→ SET PROBLEM
Print the following lines exactly as they appear, starting with the line that contains "list-item: • Nian" and going on through the line that contains "list-item: • Rebellion".

→ DATASET EXCERPTS
☆ ☆ ☆ ☆

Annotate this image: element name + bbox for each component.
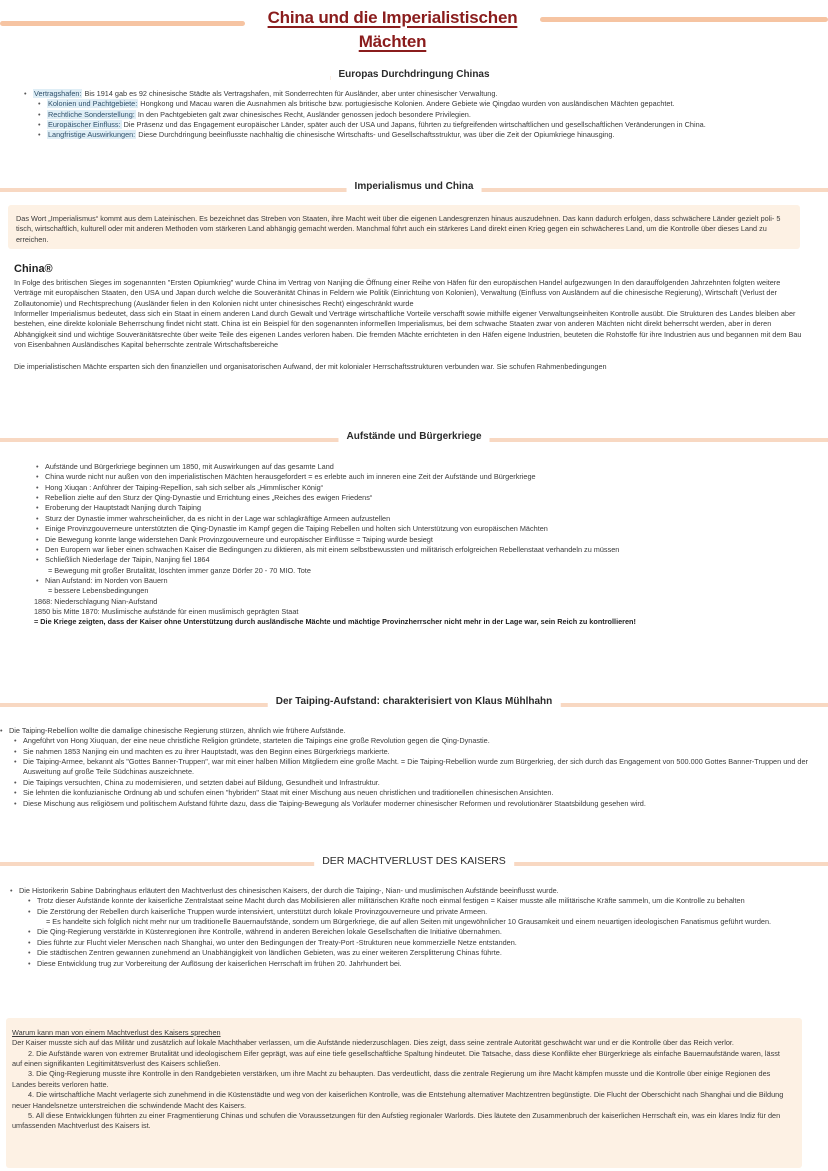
list-item: • Nian Aufstand: im Norden von Bauern	[36, 576, 806, 586]
list-item: • Vertragshafen: Bis 1914 gab es 92 chinesische Städte als Vertragshafen, mit Sonderrechten für Ausländer, aber unter chinesischer Verwaltung.	[24, 89, 814, 99]
list-item: • Hong Xiuqan : Anführer der Taiping-Repellion, sah sich selber als „Himmlischer König“	[36, 483, 806, 493]
section-heading-imperialismus: Imperialismus und China	[0, 178, 828, 198]
list-item: • Die Zerstörung der Rebellen durch kaiserliche Truppen wurde intensiviert, unterstützt durch lokale Provinzgouverneure und private Armeen.	[28, 907, 810, 917]
list-item: • Sturz der Dynastie immer wahrscheinlicher, da es nicht in der Lage war schlagkräftige Armeen aufzustellen	[36, 514, 806, 524]
list-item: • Rebellion zielte auf den Sturz der Qing-Dynastie und Errichtung eines „Reiches des ewigen Friedens“	[36, 493, 806, 503]
paragraph: In Folge des britischen Sieges im sogenannten "Ersten Opiumkrieg" wurde China im Vertrag von Nanjing die Öffnung einer Reihe von Häfen für den europäischen Handel aufgezwungen In den darauffolgenden Jahrzehnten folgten weitere Verträge mit europäischen Staaten, den USA und Japan durch welche die Souveränität Chinas in Feldern wie Politik (Einrichtung von Kolonien), Verwaltung (Einfluss von Ausländern auf die chinesische Regierung), Wirtschaft (Verlust der Zollautonomie) und Rechtsprechung (Ausländer fielen in den Kolonien nicht unter chinesisches Recht) eingeschränkt wurde	[14, 278, 781, 308]
list-item: • Die Historikerin Sabine Dabringhaus erläutert den Machtverlust des chinesischen Kaisers, der durch die Taiping-, Nian- und muslimischen Aufstände beeinflusst wurde.	[10, 886, 810, 896]
title-banner	[0, 4, 828, 52]
sub-note: = Bewegung mit großer Brutalität, löschten immer ganze Dörfer 20 - 70 MIO. Tote	[48, 565, 311, 575]
list-item: • Europäischer Einfluss: Die Präsenz und das Engagement europäischer Länder, später auch der USA und Japans, führten zu tiefgreifenden wirtschaftlichen und gesellschaftlichen Veränderungen in China.	[38, 120, 814, 130]
list-item: • Die städtischen Zentren gewannen zunehmend an Unabhängigkeit von ländlichen Gebieten, was zu einer weiteren Zersplitterung Chinas führte.	[28, 948, 810, 958]
list-item: • Den Europern war lieber einen schwachen Kaiser die Bedingungen zu diktieren, als mit einem selbstbewussten und militärisch erfolgreichen Rebellenstaat verhandeln zu müssen	[36, 545, 806, 555]
paragraph: 5. All diese Entwicklungen führten zu einer Fragmentierung Chinas und schufen die Voraussetzungen für den Aufstieg regionaler Warlords. Dies läutete den Zusammenbruch der kaiserlichen Herrschaft ein, was ein klares Indiz für den umfassenden Machtverlust des Kaisers ist.	[12, 1110, 781, 1131]
list-item: • Eroberung der Hauptstadt Nanjing durch Taiping	[36, 503, 806, 513]
list-item: • Einige Provinzgouverneure unterstützten die Qing-Dynastie im Kampf gegen die Taiping Rebellen und holten sich Unterstützung von europäischen Mächten	[36, 524, 806, 534]
sub-note: = bessere Lebensbedingungen	[48, 586, 149, 596]
section-heading-europa: Europas Durchdringung Chinas	[0, 66, 828, 86]
date-line: 1868: Niederschlagung Nian-Aufstand	[34, 596, 158, 606]
section-machtverlust	[10, 886, 810, 969]
list-item: • Kolonien und Pachtgebiete: Hongkong und Macau waren die Ausnahmen als britische bzw. portugiesische Kolonien. Andere Gebiete wie Qingdao wurden von ausländischen Mächten gepachtet.	[38, 99, 814, 109]
list-item: • Sie lehnten die konfuzianische Ordnung ab und schufen einen "hybriden" Staat mit einer Mischung aus neuen christlichen und traditionellen chinesischen Ansichten.	[14, 788, 822, 798]
paragraph: Der Kaiser musste sich auf das Militär und zusätzlich auf lokale Machthaber verlassen, um die Aufstände niederzuschlagen. Dies zeigt, dass seine zentrale Autorität geschwächt war und er die Kontrolle über das Reich verlor.	[12, 1038, 734, 1048]
sub-note: = Es handelte sich folglich nicht mehr nur um traditionelle Bauernaufstände, sondern um Bürgerkriege, die auf allen Seiten mit ungewöhnlicher 10 Grausamkeit und einem neuartigen ideologischen Fanatismus geführt wurden.	[46, 917, 772, 927]
section-aufstaende	[36, 462, 806, 628]
list-item: • Dies führte zur Flucht vieler Menschen nach Shanghai, wo unter den Bedingungen der Treaty-Port -Strukturen neue kommerzielle Netze entstanden.	[28, 938, 810, 948]
paragraph: Informeller Imperialismus bedeutet, dass sich ein Staat in einem anderen Land durch Gewalt und Verträge wirtschaftliche Vorteile verschafft sowie mithilfe eigener Verwaltungseinheiten Kontrolle ausübt. Die Strukturen des Landes bleiben aber bestehen, eine direkte koloniale Beherrschung findet nicht statt. China ist ein Beispiel für den sogenannten informellen Imperialismus, bei dem schwache Staaten zwar von anderen Mächten nicht direkt beherrscht werden, aber in deren Abhängigkeit sind und wichtige Souveränitätsrechte über weite Teile des eigenen Landes verloren haben. Die fremden Mächte errichteten in den Häfen eigene Industrien, beuteten die Rohstoffe für ihre Industrien aus und begannen mit dem Bau von Eisenbahnen Ausländisches Kapital beherrschte zentrale Wirtschaftsbereiche	[14, 309, 802, 350]
china-text	[14, 278, 804, 372]
list-item: • Diese Mischung aus religiösem und politischem Aufstand führte dazu, dass die Taiping-Bewegung als Vorläufer moderner chinesischer Reformen und revolutionärer Staatsbildung gesehen wird.	[14, 799, 822, 809]
list-item: • Rechtliche Sonderstellung: In den Pachtgebieten galt zwar chinesisches Recht, Ausländer genossen jedoch besondere Privilegien.	[38, 110, 814, 120]
date-line: 1850 bis Mitte 1870: Muslimische aufstände für einen muslimisch geprägten Staat	[34, 607, 299, 617]
title-bar-right	[540, 17, 828, 22]
list-item: • Diese Entwicklung trug zur Vorbereitung der Auflösung der kaiserlichen Herrschaft im frühen 20. Jahrhundert bei.	[28, 959, 810, 969]
list-item: • Die Qing-Regierung verstärkte in Küstenregionen ihre Kontrolle, während in anderen Bereichen lokale Gesellschaften die Initiative übernahmen.	[28, 927, 810, 937]
section-heading-aufstaende: Aufstände und Bürgerkriege	[0, 428, 828, 448]
paragraph: Die imperialistischen Mächte ersparten sich den finanziellen und organisatorischen Aufwand, der mit kolonialer Herrschaftsstrukturen verbunden war. Sie schufen Rahmenbedingungen	[14, 361, 607, 371]
page-title: China und die Imperialistischen Mächten	[267, 8, 518, 52]
title-bar-left	[0, 21, 245, 26]
section-europa	[24, 89, 814, 141]
summary-text	[12, 1028, 792, 1132]
list-item: • Aufstände und Bürgerkriege beginnen um 1850, mit Auswirkungen auf das gesamte Land	[36, 462, 806, 472]
paragraph: 4. Die wirtschaftliche Macht verlagerte sich zunehmend in die Küstenstädte und weg von der kaiserlichen Kontrolle, was die Entstehung alternativer Machtzentren begünstigte. Die Flucht der Oberschicht nach Shanghai und die Bildung neuer Handelsnetze unterstreichen die schwindende Macht des Kaisers.	[12, 1090, 784, 1110]
list-item: • Langfristige Auswirkungen: Diese Durchdringung beeinflusste nachhaltig die chinesische Wirtschafts- und Gesellschaftsstruktur, was über die Zeit der Opiumkriege hinausging.	[38, 130, 814, 140]
section-heading-taiping: Der Taiping-Aufstand: charakterisiert von Klaus Mühlhahn	[0, 693, 828, 713]
paragraph: 2. Die Aufstände waren von extremer Brutalität und ideologischem Eifer geprägt, was auf eine tiefe gesellschaftliche Spaltung hindeutet. Die Tatsache, dass diese Konflikte eher Bürgerkriege als einfache Bauernaufstände waren, lässt auf einen signifikanten Legitimitätsverlust des Kaisers schließen.	[12, 1048, 780, 1069]
china-heading: China®	[14, 263, 53, 275]
list-item: • Die Taiping-Armee, bekannt als "Gottes Banner-Truppen", war mit einer halben Million Mitgliedern eine große Macht. = Die Taiping-Rebellion wurde zum Bürgerkrieg, der sich durch das Engagement von 500.000 Gottes Banner-Truppen und der Ausweitung auf große Teile Südchinas auszeichnete.	[14, 757, 822, 778]
paragraph: 3. Die Qing-Regierung musste ihre Kontrolle in den Randgebieten verstärken, um ihre Macht zu behaupten. Das verdeutlicht, dass die zentrale Regierung um ihre Macht kämpfen musste und die Kontrolle über einige Regionen des Landes bereits verloren hatte.	[12, 1069, 771, 1089]
section-taiping	[0, 726, 822, 809]
conclusion: = Die Kriege zeigten, dass der Kaiser ohne Unterstützung durch ausländische Mächte und mächtige Provinzherrscher nicht mehr in der Lage war, sein Reich zu kontrollieren!	[34, 617, 636, 627]
list-item: • Die Bewegung konnte lange widerstehen Dank Provinzgouverneure und europäischer Einflüsse = Taiping wurde besiegt	[36, 535, 806, 545]
list-item: • Schließlich Niederlage der Taipin, Nanjing fiel 1864	[36, 555, 806, 565]
list-item: • Trotz dieser Aufstände konnte der kaiserliche Zentralstaat seine Macht durch das Mobilisieren aller militärischen Kräfte noch einmal festigen = Kaiser musste alle militärische Kräfte sammeln, um die Kontrolle zu behalten	[28, 896, 810, 906]
list-item: • Die Taiping-Rebellion wollte die damalige chinesische Regierung stürzen, ähnlich wie frühere Aufstände.	[0, 726, 822, 736]
list-item: • Angeführt von Hong Xiuquan, der eine neue christliche Religion gründete, starteten die Taipings eine große Revolution gegen die Qing-Dynastie.	[14, 736, 822, 746]
section-heading-machtverlust: DER MACHTVERLUST DES KAISERS	[0, 852, 828, 872]
list-item: • China wurde nicht nur außen von den imperialistischen Mächten herausgefordert = es erlebte auch im inneren eine Zeit der Aufstände und Bürgerkriege	[36, 472, 806, 482]
list-item: • Die Taipings versuchten, China zu modernisieren, und setzten dabei auf Bildung, Gesundheit und Infrastruktur.	[14, 778, 822, 788]
definition-text: Das Wort „Imperialismus“ kommt aus dem Lateinischen. Es bezeichnet das Streben von Staaten, ihre Macht weit über die eigenen Landesgrenzen hinaus auszudehnen. Das kann dadurch erfolgen, dass schwächere Länder gezielt poli- 5 tisch, wirtschaftlich, kulturell oder mit anderen Methoden vom stärkeren Land abhängig gemacht werden. Manchmal führt auch ein stärkeres Land direkt einen Krieg gegen ein schwächeres Land, um die Kontrolle über dieses Land zu erreichen.	[16, 214, 781, 244]
list-item: • Sie nahmen 1853 Nanjing ein und machten es zu ihrer Hauptstadt, was den Beginn eines Bürgerkriegs markierte.	[14, 747, 822, 757]
summary-heading: Warum kann man von einem Machtverlust des Kaisers sprechen	[12, 1028, 221, 1037]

☆ ☆ ☆ ☆

→ THE ANSWER
list-item: • Nian Aufstand: im Norden von Bauern	[36, 576, 806, 586]
list-item: • Vertragshafen: Bis 1914 gab es 92 chinesische Städte als Vertragshafen, mit Sonderrechten für Ausländer, aber unter chinesischer Verwaltung.	[24, 89, 814, 99]
list-item: • Hong Xiuqan : Anführer der Taiping-Repellion, sah sich selber als „Himmlischer König“	[36, 483, 806, 493]
section-heading-imperialismus: Imperialismus und China	[0, 178, 828, 198]
list-item: • Die Zerstörung der Rebellen durch kaiserliche Truppen wurde intensiviert, unterstützt durch lokale Provinzgouverneure und private Armeen.	[28, 907, 810, 917]
list-item: • Sturz der Dynastie immer wahrscheinlicher, da es nicht in der Lage war schlagkräftige Armeen aufzustellen	[36, 514, 806, 524]
list-item: • Rebellion zielte auf den Sturz der Qing-Dynastie und Errichtung eines „Reiches des ewigen Friedens“	[36, 493, 806, 503]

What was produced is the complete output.